Entries excerpted from a collection:
>>>

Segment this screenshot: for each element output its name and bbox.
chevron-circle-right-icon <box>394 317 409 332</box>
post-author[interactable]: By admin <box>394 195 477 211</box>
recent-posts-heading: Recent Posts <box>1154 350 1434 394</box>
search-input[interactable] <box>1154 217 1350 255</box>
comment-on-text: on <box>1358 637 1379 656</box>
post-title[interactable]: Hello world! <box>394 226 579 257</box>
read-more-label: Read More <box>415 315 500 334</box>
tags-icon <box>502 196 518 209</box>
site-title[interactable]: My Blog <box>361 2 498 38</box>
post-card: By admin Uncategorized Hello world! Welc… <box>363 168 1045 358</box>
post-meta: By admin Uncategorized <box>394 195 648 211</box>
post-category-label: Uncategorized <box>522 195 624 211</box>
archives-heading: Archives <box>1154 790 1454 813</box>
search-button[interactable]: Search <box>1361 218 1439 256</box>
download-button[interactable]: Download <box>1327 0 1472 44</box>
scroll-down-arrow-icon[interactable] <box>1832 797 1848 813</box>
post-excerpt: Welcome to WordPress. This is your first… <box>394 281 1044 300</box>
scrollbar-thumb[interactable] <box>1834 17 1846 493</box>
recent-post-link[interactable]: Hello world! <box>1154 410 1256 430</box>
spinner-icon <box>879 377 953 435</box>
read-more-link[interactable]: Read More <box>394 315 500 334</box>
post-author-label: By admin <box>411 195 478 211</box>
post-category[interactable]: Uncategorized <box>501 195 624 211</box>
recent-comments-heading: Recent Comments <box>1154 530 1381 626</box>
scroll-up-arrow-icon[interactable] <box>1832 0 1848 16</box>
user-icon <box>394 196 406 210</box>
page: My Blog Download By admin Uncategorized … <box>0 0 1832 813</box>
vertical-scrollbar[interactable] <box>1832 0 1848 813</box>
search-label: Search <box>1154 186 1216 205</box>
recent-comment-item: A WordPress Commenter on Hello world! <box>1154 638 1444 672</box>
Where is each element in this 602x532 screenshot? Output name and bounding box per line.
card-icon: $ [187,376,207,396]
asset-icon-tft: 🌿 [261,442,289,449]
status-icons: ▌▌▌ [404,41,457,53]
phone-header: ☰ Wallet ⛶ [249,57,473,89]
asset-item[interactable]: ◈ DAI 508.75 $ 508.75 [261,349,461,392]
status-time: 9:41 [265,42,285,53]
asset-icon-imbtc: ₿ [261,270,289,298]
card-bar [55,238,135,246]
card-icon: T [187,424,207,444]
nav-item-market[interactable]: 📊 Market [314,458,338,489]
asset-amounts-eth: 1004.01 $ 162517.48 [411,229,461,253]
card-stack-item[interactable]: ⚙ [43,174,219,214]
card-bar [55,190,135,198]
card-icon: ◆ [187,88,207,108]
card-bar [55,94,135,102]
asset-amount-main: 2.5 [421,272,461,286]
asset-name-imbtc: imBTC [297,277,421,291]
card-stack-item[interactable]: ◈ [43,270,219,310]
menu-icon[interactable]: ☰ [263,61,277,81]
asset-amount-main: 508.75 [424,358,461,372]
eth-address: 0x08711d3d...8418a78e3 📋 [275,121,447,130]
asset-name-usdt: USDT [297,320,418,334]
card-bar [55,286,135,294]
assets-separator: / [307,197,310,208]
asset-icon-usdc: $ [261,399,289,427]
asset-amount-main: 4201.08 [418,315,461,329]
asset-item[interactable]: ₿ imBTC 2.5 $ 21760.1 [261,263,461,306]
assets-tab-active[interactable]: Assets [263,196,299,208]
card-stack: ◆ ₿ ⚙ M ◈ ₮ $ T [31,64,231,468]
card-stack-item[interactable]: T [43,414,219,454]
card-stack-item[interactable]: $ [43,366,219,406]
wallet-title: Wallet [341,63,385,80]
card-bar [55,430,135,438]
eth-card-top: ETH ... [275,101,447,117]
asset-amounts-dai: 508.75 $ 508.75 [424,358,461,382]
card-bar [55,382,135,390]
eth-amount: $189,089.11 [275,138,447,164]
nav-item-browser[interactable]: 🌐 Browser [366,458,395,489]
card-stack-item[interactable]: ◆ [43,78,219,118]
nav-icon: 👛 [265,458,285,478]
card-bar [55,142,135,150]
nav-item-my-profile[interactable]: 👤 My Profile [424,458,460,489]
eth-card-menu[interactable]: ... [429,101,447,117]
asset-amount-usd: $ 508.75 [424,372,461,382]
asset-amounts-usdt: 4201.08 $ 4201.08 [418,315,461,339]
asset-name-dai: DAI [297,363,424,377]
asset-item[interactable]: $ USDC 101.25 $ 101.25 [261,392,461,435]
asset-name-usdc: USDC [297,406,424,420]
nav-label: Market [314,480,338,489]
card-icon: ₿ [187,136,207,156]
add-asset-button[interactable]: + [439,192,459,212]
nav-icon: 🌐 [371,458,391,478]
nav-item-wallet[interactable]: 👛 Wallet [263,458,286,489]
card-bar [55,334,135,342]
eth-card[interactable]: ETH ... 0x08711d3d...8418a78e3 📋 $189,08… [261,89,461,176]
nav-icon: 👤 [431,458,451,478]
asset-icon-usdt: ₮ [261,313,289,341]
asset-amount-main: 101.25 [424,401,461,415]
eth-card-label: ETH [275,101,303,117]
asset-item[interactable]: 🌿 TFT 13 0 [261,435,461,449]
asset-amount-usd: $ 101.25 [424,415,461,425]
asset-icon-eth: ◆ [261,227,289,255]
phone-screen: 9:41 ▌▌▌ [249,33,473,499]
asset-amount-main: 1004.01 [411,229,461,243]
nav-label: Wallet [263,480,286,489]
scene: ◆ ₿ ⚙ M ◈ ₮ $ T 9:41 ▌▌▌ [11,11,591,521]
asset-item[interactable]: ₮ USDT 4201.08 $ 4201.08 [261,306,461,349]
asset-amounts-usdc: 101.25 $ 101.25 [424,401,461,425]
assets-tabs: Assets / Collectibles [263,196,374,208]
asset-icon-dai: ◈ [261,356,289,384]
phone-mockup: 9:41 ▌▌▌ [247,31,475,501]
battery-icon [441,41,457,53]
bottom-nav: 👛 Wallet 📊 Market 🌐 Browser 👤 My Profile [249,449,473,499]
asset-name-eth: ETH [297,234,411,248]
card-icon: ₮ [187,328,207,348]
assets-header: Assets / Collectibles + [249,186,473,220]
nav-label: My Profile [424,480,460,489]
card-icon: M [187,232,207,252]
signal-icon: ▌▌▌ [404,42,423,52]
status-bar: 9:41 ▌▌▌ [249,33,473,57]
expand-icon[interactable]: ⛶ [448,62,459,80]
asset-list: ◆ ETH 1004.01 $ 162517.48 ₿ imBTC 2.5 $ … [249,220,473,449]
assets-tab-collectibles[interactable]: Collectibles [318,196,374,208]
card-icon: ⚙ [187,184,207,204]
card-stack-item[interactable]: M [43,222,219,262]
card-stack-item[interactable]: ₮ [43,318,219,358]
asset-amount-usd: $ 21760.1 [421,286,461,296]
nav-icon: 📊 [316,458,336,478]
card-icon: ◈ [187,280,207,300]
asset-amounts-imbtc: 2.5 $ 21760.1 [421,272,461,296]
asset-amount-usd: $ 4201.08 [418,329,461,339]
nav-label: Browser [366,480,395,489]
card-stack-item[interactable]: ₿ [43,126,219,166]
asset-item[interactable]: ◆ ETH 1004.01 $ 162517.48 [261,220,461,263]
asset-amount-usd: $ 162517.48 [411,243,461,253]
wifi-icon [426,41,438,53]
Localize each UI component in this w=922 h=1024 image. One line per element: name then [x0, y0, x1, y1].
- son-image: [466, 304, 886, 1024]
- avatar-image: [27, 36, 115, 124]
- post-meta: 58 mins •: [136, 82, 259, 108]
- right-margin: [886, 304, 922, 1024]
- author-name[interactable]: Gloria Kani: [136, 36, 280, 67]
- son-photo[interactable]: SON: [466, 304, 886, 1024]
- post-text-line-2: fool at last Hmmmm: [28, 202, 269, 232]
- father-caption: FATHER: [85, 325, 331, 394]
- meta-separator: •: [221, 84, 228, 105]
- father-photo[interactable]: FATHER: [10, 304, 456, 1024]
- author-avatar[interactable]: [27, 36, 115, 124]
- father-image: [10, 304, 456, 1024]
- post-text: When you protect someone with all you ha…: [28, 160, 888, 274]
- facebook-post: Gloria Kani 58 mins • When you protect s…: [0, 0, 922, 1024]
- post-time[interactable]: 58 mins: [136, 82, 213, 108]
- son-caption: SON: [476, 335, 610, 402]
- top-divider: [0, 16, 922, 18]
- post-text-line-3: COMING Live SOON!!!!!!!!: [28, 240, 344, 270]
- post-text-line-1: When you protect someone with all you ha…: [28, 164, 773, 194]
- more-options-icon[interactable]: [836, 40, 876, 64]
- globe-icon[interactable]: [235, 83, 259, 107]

<<<

= Problem statement =
Convert everything from the start of the entries down to the line containing "vertical-scrollbar[interactable] <box>1832 0" into a JSON list of strings, with one string per line and blank lines omitted.

= Response below =
[
  "Segment this screenshot: for each element output its name and bbox.",
  "chevron-circle-right-icon <box>394 317 409 332</box>",
  "post-author[interactable]: By admin <box>394 195 477 211</box>",
  "recent-posts-heading: Recent Posts <box>1154 350 1434 394</box>",
  "search-input[interactable] <box>1154 217 1350 255</box>",
  "comment-on-text: on <box>1358 637 1379 656</box>",
  "post-title[interactable]: Hello world! <box>394 226 579 257</box>",
  "read-more-label: Read More <box>415 315 500 334</box>",
  "tags-icon <box>502 196 518 209</box>",
  "site-title[interactable]: My Blog <box>361 2 498 38</box>",
  "post-card: By admin Uncategorized Hello world! Welc… <box>363 168 1045 358</box>",
  "post-meta: By admin Uncategorized <box>394 195 648 211</box>",
  "post-category-label: Uncategorized <box>522 195 624 211</box>",
  "archives-heading: Archives <box>1154 790 1454 813</box>",
  "search-button[interactable]: Search <box>1361 218 1439 256</box>",
  "download-button[interactable]: Download <box>1327 0 1472 44</box>",
  "scroll-down-arrow-icon[interactable] <box>1832 797 1848 813</box>",
  "post-excerpt: Welcome to WordPress. This is your first… <box>394 281 1044 300</box>",
  "scrollbar-thumb[interactable] <box>1834 17 1846 493</box>",
  "recent-post-link[interactable]: Hello world! <box>1154 410 1256 430</box>",
  "spinner-icon <box>879 377 953 435</box>",
  "read-more-link[interactable]: Read More <box>394 315 500 334</box>",
  "post-author-label: By admin <box>411 195 478 211</box>",
  "post-category[interactable]: Uncategorized <box>501 195 624 211</box>",
  "recent-comments-heading: Recent Comments <box>1154 530 1381 626</box>",
  "scroll-up-arrow-icon[interactable] <box>1832 0 1848 16</box>",
  "user-icon <box>394 196 406 210</box>",
  "page: My Blog Download By admin Uncategorized … <box>0 0 1832 813</box>",
  "vertical-scrollbar[interactable] <box>1832 0 1848 813</box>"
]